>> begin Stored records
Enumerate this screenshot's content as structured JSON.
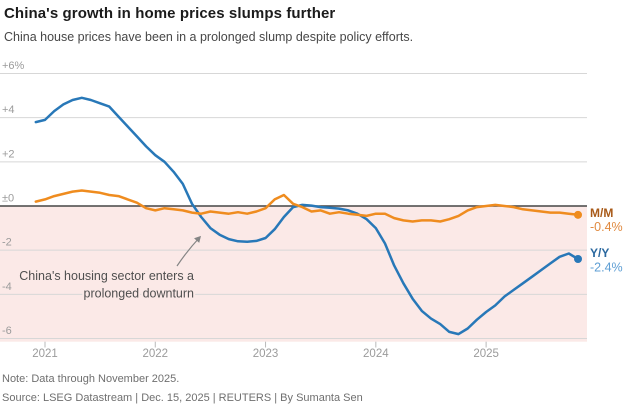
{
  "header": {
    "title": "China's growth in home prices slumps further",
    "subtitle": "China house prices have been in a prolonged slump despite policy efforts."
  },
  "chart_data": {
    "type": "line",
    "title": "China's growth in home prices slumps further",
    "frequency": "monthly",
    "x_start": "Dec 2020",
    "x_end": "Nov 2025",
    "x_tick_labels": [
      "2021",
      "2022",
      "2023",
      "2024",
      "2025"
    ],
    "y_tick_labels": [
      "+6%",
      "+4",
      "+2",
      "±0",
      "-2",
      "-4",
      "-6"
    ],
    "y_tick_values": [
      6,
      4,
      2,
      0,
      -2,
      -4,
      -6
    ],
    "ylim": [
      -6.2,
      6.8
    ],
    "grid": true,
    "legend_position": "right-end",
    "negative_band_color": "#fbe9e7",
    "series": [
      {
        "name": "Y/Y",
        "end_label": "Y/Y",
        "end_value_label": "-2.4%",
        "color": "#2878b8",
        "end_label_color": "#2a689f",
        "end_value_color": "#5f9fd4",
        "values": [
          3.8,
          3.9,
          4.3,
          4.6,
          4.8,
          4.9,
          4.8,
          4.65,
          4.5,
          4.05,
          3.6,
          3.15,
          2.7,
          2.3,
          2.0,
          1.55,
          1.0,
          0.1,
          -0.5,
          -1.0,
          -1.3,
          -1.5,
          -1.6,
          -1.62,
          -1.58,
          -1.45,
          -1.05,
          -0.5,
          -0.05,
          0.05,
          0.02,
          -0.05,
          -0.08,
          -0.12,
          -0.2,
          -0.35,
          -0.6,
          -1.0,
          -1.7,
          -2.7,
          -3.5,
          -4.2,
          -4.75,
          -5.1,
          -5.35,
          -5.7,
          -5.8,
          -5.55,
          -5.15,
          -4.8,
          -4.5,
          -4.1,
          -3.8,
          -3.5,
          -3.2,
          -2.9,
          -2.6,
          -2.3,
          -2.15,
          -2.4
        ]
      },
      {
        "name": "M/M",
        "end_label": "M/M",
        "end_value_label": "-0.4%",
        "color": "#ef8c1f",
        "end_label_color": "#a85a18",
        "end_value_color": "#e08a40",
        "values": [
          0.2,
          0.3,
          0.45,
          0.55,
          0.65,
          0.7,
          0.65,
          0.6,
          0.5,
          0.45,
          0.3,
          0.15,
          -0.1,
          -0.2,
          -0.1,
          -0.15,
          -0.2,
          -0.3,
          -0.35,
          -0.25,
          -0.3,
          -0.35,
          -0.28,
          -0.35,
          -0.25,
          -0.1,
          0.3,
          0.5,
          0.1,
          -0.05,
          -0.25,
          -0.2,
          -0.35,
          -0.28,
          -0.35,
          -0.4,
          -0.45,
          -0.35,
          -0.35,
          -0.55,
          -0.65,
          -0.7,
          -0.65,
          -0.65,
          -0.7,
          -0.6,
          -0.45,
          -0.2,
          -0.05,
          0.0,
          0.05,
          0.0,
          -0.05,
          -0.15,
          -0.2,
          -0.25,
          -0.3,
          -0.3,
          -0.35,
          -0.4
        ]
      }
    ],
    "annotation": {
      "line1": "China's housing sector enters a",
      "line2": "prolonged downturn"
    }
  },
  "footer": {
    "note": "Note: Data through November 2025.",
    "source": "Source: LSEG Datastream | Dec. 15, 2025 | REUTERS | By Sumanta Sen"
  },
  "colors": {
    "background": "#ffffff",
    "gridline": "#d7d7d7",
    "zero_line": "#454545",
    "axis_label": "#9b9b9b",
    "annotation_text": "#4f4f4f",
    "annotation_arrow": "#858585",
    "tick": "#b9b9b9"
  }
}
>> end Stored records
Pick out all the lines with the word "prolonged" in them and copy them.

    "subtitle": "China house prices have been in a prolonged slump despite policy efforts."
      "line2": "prolonged downturn"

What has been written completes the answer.